==== The records ====

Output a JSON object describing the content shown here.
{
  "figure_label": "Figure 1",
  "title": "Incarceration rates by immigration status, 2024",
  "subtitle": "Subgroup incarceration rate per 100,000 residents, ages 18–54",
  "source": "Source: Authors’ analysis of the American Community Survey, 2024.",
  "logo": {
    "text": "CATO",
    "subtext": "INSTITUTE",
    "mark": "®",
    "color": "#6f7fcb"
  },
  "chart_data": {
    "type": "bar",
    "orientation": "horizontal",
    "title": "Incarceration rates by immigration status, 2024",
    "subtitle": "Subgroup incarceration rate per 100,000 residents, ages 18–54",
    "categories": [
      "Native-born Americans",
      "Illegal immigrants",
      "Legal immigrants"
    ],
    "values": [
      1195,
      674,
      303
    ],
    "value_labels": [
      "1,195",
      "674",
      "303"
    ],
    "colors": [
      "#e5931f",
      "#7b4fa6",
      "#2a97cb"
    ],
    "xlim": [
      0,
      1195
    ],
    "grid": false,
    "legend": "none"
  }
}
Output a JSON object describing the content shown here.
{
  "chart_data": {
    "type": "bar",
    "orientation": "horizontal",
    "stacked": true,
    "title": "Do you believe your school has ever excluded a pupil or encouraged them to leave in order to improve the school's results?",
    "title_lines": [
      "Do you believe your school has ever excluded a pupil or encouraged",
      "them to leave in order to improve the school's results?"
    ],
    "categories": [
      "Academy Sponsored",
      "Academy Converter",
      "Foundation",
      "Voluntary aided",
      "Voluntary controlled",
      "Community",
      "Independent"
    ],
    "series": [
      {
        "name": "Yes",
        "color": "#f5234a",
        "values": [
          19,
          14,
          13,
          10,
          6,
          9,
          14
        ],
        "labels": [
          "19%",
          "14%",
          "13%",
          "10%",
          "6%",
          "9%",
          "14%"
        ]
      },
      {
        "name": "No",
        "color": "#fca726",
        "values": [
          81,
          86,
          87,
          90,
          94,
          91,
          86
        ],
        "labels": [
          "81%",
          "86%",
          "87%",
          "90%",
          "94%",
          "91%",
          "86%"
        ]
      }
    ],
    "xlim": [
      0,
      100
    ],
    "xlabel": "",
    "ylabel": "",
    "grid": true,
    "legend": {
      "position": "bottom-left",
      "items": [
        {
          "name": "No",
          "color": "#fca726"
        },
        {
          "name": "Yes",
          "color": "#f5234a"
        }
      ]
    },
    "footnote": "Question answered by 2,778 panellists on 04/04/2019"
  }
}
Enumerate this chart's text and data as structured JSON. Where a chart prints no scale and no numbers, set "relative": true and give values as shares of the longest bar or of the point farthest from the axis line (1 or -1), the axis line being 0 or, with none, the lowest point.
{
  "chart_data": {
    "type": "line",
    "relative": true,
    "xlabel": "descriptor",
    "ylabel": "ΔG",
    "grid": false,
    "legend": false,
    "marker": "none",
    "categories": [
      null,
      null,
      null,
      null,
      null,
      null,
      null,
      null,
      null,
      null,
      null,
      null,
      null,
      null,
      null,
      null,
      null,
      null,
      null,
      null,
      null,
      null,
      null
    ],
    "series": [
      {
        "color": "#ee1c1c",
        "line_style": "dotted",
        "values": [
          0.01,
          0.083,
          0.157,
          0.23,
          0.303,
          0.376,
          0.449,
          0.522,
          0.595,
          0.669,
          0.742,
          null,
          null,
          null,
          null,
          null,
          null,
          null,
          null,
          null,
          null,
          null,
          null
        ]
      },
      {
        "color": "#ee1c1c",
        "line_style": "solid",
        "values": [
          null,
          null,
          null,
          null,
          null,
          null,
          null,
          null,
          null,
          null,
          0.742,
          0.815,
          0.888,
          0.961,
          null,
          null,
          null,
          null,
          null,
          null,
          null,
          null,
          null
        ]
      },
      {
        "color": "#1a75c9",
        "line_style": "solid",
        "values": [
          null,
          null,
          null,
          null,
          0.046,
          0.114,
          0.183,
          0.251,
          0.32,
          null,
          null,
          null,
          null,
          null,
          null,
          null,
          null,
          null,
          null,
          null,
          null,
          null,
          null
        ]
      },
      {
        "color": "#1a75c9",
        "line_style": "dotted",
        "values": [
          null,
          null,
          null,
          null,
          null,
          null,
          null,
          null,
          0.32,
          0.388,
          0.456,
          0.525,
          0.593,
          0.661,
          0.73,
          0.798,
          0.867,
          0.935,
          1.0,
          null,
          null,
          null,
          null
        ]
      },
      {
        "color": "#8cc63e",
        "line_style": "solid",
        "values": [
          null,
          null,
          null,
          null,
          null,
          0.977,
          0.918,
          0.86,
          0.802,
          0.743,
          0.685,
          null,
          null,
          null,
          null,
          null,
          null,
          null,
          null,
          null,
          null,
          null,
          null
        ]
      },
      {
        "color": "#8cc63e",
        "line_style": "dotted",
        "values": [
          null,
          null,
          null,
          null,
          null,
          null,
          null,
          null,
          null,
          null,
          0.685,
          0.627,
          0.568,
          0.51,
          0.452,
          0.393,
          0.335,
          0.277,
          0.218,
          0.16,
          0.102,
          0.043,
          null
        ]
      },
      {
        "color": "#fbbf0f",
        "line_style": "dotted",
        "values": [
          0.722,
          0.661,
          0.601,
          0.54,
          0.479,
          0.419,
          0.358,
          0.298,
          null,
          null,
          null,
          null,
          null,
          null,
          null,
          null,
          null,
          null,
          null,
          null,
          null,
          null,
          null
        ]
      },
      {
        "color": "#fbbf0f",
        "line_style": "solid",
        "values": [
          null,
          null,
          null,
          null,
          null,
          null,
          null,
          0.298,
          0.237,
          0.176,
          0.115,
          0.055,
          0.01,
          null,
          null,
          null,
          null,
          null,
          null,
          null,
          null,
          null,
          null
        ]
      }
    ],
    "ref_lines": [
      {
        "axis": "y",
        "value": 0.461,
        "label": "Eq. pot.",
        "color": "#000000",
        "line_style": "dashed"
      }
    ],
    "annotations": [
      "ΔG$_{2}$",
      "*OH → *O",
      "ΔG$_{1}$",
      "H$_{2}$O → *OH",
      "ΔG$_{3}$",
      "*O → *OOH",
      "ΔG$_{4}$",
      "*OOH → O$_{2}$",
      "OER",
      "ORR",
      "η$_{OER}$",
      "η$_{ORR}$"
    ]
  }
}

====

§ Stated task
Extract all of the material exactly as it is written.

§ Output below
Output a JSON object describing the content shown here.
{
  "figure_label": "Figure 1",
  "title": "Incarceration rates by immigration status, 2024",
  "subtitle": "Subgroup incarceration rate per 100,000 residents, ages 18–54",
  "source": "Source: Authors’ analysis of the American Community Survey, 2024.",
  "logo": {
    "text": "CATO",
    "subtext": "INSTITUTE",
    "mark": "®",
    "color": "#6f7fcb"
  },
  "chart_data": {
    "type": "bar",
    "orientation": "horizontal",
    "title": "Incarceration rates by immigration status, 2024",
    "subtitle": "Subgroup incarceration rate per 100,000 residents, ages 18–54",
    "categories": [
      "Native-born Americans",
      "Illegal immigrants",
      "Legal immigrants"
    ],
    "values": [
      1195,
      674,
      303
    ],
    "value_labels": [
      "1,195",
      "674",
      "303"
    ],
    "colors": [
      "#e5931f",
      "#7b4fa6",
      "#2a97cb"
    ],
    "xlim": [
      0,
      1195
    ],
    "grid": false,
    "legend": "none"
  }
}
Output a JSON object describing the content shown here.
{
  "chart_data": {
    "type": "bar",
    "orientation": "horizontal",
    "stacked": true,
    "title": "Do you believe your school has ever excluded a pupil or encouraged them to leave in order to improve the school's results?",
    "title_lines": [
      "Do you believe your school has ever excluded a pupil or encouraged",
      "them to leave in order to improve the school's results?"
    ],
    "categories": [
      "Academy Sponsored",
      "Academy Converter",
      "Foundation",
      "Voluntary aided",
      "Voluntary controlled",
      "Community",
      "Independent"
    ],
    "series": [
      {
        "name": "Yes",
        "color": "#f5234a",
        "values": [
          19,
          14,
          13,
          10,
          6,
          9,
          14
        ],
        "labels": [
          "19%",
          "14%",
          "13%",
          "10%",
          "6%",
          "9%",
          "14%"
        ]
      },
      {
        "name": "No",
        "color": "#fca726",
        "values": [
          81,
          86,
          87,
          90,
          94,
          91,
          86
        ],
        "labels": [
          "81%",
          "86%",
          "87%",
          "90%",
          "94%",
          "91%",
          "86%"
        ]
      }
    ],
    "xlim": [
      0,
      100
    ],
    "xlabel": "",
    "ylabel": "",
    "grid": true,
    "legend": {
      "position": "bottom-left",
      "items": [
        {
          "name": "No",
          "color": "#fca726"
        },
        {
          "name": "Yes",
          "color": "#f5234a"
        }
      ]
    },
    "footnote": "Question answered by 2,778 panellists on 04/04/2019"
  }
}
Enumerate this chart's text and data as structured JSON. Where a chart prints no scale and no numbers, set "relative": true and give values as shares of the longest bar or of the point farthest from the axis line (1 or -1), the axis line being 0 or, with none, the lowest point.
{
  "chart_data": {
    "type": "line",
    "relative": true,
    "xlabel": "descriptor",
    "ylabel": "ΔG",
    "grid": false,
    "legend": false,
    "marker": "none",
    "categories": [
      null,
      null,
      null,
      null,
      null,
      null,
      null,
      null,
      null,
      null,
      null,
      null,
      null,
      null,
      null,
      null,
      null,
      null,
      null,
      null,
      null,
      null,
      null
    ],
    "series": [
      {
        "color": "#ee1c1c",
        "line_style": "dotted",
        "values": [
          0.01,
          0.083,
          0.157,
          0.23,
          0.303,
          0.376,
          0.449,
          0.522,
          0.595,
          0.669,
          0.742,
          null,
          null,
          null,
          null,
          null,
          null,
          null,
          null,
          null,
          null,
          null,
          null
        ]
      },
      {
        "color": "#ee1c1c",
        "line_style": "solid",
        "values": [
          null,
          null,
          null,
          null,
          null,
          null,
          null,
          null,
          null,
          null,
          0.742,
          0.815,
          0.888,
          0.961,
          null,
          null,
          null,
          null,
          null,
          null,
          null,
          null,
          null
        ]
      },
      {
        "color": "#1a75c9",
        "line_style": "solid",
        "values": [
          null,
          null,
          null,
          null,
          0.046,
          0.114,
          0.183,
          0.251,
          0.32,
          null,
          null,
          null,
          null,
          null,
          null,
          null,
          null,
          null,
          null,
          null,
          null,
          null,
          null
        ]
      },
      {
        "color": "#1a75c9",
        "line_style": "dotted",
        "values": [
          null,
          null,
          null,
          null,
          null,
          null,
          null,
          null,
          0.32,
          0.388,
          0.456,
          0.525,
          0.593,
          0.661,
          0.73,
          0.798,
          0.867,
          0.935,
          1.0,
          null,
          null,
          null,
          null
        ]
      },
      {
        "color": "#8cc63e",
        "line_style": "solid",
        "values": [
          null,
          null,
          null,
          null,
          null,
          0.977,
          0.918,
          0.86,
          0.802,
          0.743,
          0.685,
          null,
          null,
          null,
          null,
          null,
          null,
          null,
          null,
          null,
          null,
          null,
          null
        ]
      },
      {
        "color": "#8cc63e",
        "line_style": "dotted",
        "values": [
          null,
          null,
          null,
          null,
          null,
          null,
          null,
          null,
          null,
          null,
          0.685,
          0.627,
          0.568,
          0.51,
          0.452,
          0.393,
          0.335,
          0.277,
          0.218,
          0.16,
          0.102,
          0.043,
          null
        ]
      },
      {
        "color": "#fbbf0f",
        "line_style": "dotted",
        "values": [
          0.722,
          0.661,
          0.601,
          0.54,
          0.479,
          0.419,
          0.358,
          0.298,
          null,
          null,
          null,
          null,
          null,
          null,
          null,
          null,
          null,
          null,
          null,
          null,
          null,
          null,
          null
        ]
      },
      {
        "color": "#fbbf0f",
        "line_style": "solid",
        "values": [
          null,
          null,
          null,
          null,
          null,
          null,
          null,
          0.298,
          0.237,
          0.176,
          0.115,
          0.055,
          0.01,
          null,
          null,
          null,
          null,
          null,
          null,
          null,
          null,
          null,
          null
        ]
      }
    ],
    "ref_lines": [
      {
        "axis": "y",
        "value": 0.461,
        "label": "Eq. pot.",
        "color": "#000000",
        "line_style": "dashed"
      }
    ],
    "annotations": [
      "ΔG$_{2}$",
      "*OH → *O",
      "ΔG$_{1}$",
      "H$_{2}$O → *OH",
      "ΔG$_{3}$",
      "*O → *OOH",
      "ΔG$_{4}$",
      "*OOH → O$_{2}$",
      "OER",
      "ORR",
      "η$_{OER}$",
      "η$_{ORR}$"
    ]
  }
}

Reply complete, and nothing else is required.